**GIVEN TASK**
Copy every line from the records below that holds the word "garde".

**PROVIDED DATA**
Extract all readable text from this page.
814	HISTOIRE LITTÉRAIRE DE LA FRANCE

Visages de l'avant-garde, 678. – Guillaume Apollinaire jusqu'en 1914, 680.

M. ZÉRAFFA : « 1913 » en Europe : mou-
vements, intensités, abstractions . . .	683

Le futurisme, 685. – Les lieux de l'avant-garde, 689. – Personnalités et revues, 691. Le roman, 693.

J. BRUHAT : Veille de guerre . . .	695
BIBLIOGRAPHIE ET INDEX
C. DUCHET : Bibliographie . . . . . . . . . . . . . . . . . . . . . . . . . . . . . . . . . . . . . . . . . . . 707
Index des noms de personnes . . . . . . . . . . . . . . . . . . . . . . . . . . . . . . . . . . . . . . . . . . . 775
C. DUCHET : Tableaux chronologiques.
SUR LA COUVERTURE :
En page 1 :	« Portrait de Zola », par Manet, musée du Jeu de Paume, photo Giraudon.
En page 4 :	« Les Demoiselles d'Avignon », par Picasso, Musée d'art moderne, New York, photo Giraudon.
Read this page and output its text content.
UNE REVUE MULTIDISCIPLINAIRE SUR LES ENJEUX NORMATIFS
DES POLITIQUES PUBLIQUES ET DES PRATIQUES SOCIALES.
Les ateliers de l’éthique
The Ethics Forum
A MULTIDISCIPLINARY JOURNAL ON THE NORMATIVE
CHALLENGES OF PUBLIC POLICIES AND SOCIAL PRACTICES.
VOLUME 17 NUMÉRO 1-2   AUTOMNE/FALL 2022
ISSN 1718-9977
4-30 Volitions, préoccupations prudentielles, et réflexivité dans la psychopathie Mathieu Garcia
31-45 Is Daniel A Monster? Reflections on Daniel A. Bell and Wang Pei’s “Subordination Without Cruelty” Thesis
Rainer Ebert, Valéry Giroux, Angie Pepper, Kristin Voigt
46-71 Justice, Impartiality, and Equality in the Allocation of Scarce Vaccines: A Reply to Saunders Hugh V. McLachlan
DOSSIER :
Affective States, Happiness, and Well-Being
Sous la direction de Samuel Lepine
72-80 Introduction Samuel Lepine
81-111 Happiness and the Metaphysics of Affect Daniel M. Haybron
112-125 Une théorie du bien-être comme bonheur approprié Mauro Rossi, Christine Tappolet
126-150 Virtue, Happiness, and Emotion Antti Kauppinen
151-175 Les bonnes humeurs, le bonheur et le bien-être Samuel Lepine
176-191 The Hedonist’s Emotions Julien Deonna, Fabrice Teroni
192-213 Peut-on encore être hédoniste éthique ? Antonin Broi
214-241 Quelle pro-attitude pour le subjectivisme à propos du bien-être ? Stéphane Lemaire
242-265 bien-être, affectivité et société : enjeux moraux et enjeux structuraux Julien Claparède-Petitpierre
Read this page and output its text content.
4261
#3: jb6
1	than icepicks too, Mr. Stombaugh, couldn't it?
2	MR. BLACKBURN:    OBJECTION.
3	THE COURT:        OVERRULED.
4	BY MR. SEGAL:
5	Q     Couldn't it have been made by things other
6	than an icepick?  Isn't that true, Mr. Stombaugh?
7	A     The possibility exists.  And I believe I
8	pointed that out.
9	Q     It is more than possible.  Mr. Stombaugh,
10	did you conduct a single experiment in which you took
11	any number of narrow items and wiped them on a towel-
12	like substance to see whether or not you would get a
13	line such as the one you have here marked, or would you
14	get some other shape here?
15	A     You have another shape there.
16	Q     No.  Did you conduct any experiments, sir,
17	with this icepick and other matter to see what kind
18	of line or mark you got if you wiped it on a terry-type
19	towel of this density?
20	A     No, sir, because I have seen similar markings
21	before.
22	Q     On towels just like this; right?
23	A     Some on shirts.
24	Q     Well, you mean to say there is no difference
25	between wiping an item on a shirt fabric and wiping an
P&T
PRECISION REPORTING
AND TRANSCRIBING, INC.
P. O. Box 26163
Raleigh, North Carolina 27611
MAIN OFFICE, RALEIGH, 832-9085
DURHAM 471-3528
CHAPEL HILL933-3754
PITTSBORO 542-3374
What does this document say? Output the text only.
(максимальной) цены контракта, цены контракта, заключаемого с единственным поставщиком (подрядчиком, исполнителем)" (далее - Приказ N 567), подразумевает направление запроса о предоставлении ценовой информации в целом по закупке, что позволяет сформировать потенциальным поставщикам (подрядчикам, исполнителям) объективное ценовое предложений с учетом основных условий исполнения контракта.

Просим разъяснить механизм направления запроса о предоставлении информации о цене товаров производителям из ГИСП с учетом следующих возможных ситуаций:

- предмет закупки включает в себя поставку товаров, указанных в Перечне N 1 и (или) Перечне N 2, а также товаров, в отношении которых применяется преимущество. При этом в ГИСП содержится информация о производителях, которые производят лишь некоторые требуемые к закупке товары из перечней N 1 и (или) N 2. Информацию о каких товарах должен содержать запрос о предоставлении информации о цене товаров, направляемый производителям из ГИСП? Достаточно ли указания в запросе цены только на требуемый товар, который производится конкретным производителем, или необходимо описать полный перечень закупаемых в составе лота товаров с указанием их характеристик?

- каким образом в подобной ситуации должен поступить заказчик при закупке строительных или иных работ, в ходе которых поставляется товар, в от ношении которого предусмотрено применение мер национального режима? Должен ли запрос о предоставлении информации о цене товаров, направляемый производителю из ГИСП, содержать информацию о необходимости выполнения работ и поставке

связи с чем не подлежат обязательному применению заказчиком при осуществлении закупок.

**REPLY**
Visages de l'avant-garde, 678. – Guillaume Apollinaire jusqu'en 1914, 680.
Le futurisme, 685. – Les lieux de l'avant-garde, 689. – Personnalités et revues, 691. Le roman, 693.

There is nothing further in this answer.